Given request -> Return the material exactly as supplied, apart from the pictures, which are omitted.

Records for the exercise ->
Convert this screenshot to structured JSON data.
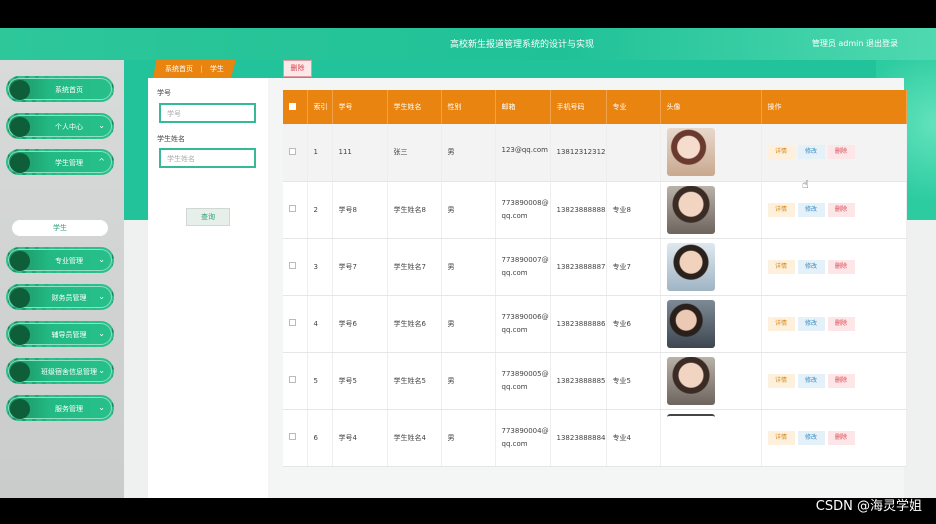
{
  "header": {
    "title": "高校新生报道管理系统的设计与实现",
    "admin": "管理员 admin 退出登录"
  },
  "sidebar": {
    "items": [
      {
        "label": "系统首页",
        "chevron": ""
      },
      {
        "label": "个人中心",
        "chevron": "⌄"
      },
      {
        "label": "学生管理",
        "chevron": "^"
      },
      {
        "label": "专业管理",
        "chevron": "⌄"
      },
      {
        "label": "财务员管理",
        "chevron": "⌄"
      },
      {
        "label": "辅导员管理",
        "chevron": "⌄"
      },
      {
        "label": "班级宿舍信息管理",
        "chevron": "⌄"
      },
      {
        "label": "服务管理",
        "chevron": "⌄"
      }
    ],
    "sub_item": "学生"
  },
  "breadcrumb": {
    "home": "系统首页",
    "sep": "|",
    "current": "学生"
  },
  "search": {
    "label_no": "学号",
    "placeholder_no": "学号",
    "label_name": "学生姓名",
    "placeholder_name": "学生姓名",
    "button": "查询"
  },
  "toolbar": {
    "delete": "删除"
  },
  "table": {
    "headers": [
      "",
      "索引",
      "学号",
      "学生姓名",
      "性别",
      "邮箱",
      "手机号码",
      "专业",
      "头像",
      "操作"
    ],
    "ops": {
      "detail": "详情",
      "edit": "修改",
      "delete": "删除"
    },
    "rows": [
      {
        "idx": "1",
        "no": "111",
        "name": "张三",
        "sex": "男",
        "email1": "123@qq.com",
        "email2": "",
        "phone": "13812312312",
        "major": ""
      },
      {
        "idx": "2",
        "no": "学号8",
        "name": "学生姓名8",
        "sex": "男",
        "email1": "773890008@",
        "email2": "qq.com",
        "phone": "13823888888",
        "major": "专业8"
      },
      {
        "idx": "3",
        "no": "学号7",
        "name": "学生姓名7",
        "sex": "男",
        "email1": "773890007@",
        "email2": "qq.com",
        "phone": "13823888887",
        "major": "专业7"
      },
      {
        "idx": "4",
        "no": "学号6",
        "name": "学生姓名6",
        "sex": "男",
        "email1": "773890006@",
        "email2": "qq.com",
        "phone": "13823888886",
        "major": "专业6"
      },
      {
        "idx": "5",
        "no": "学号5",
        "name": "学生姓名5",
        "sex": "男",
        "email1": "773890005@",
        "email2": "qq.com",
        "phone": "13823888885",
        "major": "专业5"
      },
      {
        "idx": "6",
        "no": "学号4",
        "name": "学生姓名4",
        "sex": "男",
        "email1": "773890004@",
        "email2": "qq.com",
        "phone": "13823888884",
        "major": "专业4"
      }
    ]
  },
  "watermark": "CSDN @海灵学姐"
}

Final answer ->
Convert this screenshot to structured JSON data.
{
  "header": {
    "title": "高校新生报道管理系统的设计与实现",
    "admin": "管理员 admin 退出登录"
  },
  "sidebar": {
    "items": [
      {
        "label": "系统首页",
        "chevron": ""
      },
      {
        "label": "个人中心",
        "chevron": "⌄"
      },
      {
        "label": "学生管理",
        "chevron": "^"
      },
      {
        "label": "专业管理",
        "chevron": "⌄"
      },
      {
        "label": "财务员管理",
        "chevron": "⌄"
      },
      {
        "label": "辅导员管理",
        "chevron": "⌄"
      },
      {
        "label": "班级宿舍信息管理",
        "chevron": "⌄"
      },
      {
        "label": "服务管理",
        "chevron": "⌄"
      }
    ],
    "sub_item": "学生"
  },
  "breadcrumb": {
    "home": "系统首页",
    "sep": "|",
    "current": "学生"
  },
  "search": {
    "label_no": "学号",
    "placeholder_no": "学号",
    "label_name": "学生姓名",
    "placeholder_name": "学生姓名",
    "button": "查询"
  },
  "toolbar": {
    "delete": "删除"
  },
  "table": {
    "headers": [
      "",
      "索引",
      "学号",
      "学生姓名",
      "性别",
      "邮箱",
      "手机号码",
      "专业",
      "头像",
      "操作"
    ],
    "ops": {
      "detail": "详情",
      "edit": "修改",
      "delete": "删除"
    },
    "rows": [
      {
        "idx": "1",
        "no": "111",
        "name": "张三",
        "sex": "男",
        "email1": "123@qq.com",
        "email2": "",
        "phone": "13812312312",
        "major": ""
      },
      {
        "idx": "2",
        "no": "学号8",
        "name": "学生姓名8",
        "sex": "男",
        "email1": "773890008@",
        "email2": "qq.com",
        "phone": "13823888888",
        "major": "专业8"
      },
      {
        "idx": "3",
        "no": "学号7",
        "name": "学生姓名7",
        "sex": "男",
        "email1": "773890007@",
        "email2": "qq.com",
        "phone": "13823888887",
        "major": "专业7"
      },
      {
        "idx": "4",
        "no": "学号6",
        "name": "学生姓名6",
        "sex": "男",
        "email1": "773890006@",
        "email2": "qq.com",
        "phone": "13823888886",
        "major": "专业6"
      },
      {
        "idx": "5",
        "no": "学号5",
        "name": "学生姓名5",
        "sex": "男",
        "email1": "773890005@",
        "email2": "qq.com",
        "phone": "13823888885",
        "major": "专业5"
      },
      {
        "idx": "6",
        "no": "学号4",
        "name": "学生姓名4",
        "sex": "男",
        "email1": "773890004@",
        "email2": "qq.com",
        "phone": "13823888884",
        "major": "专业4"
      }
    ]
  },
  "watermark": "CSDN @海灵学姐"
}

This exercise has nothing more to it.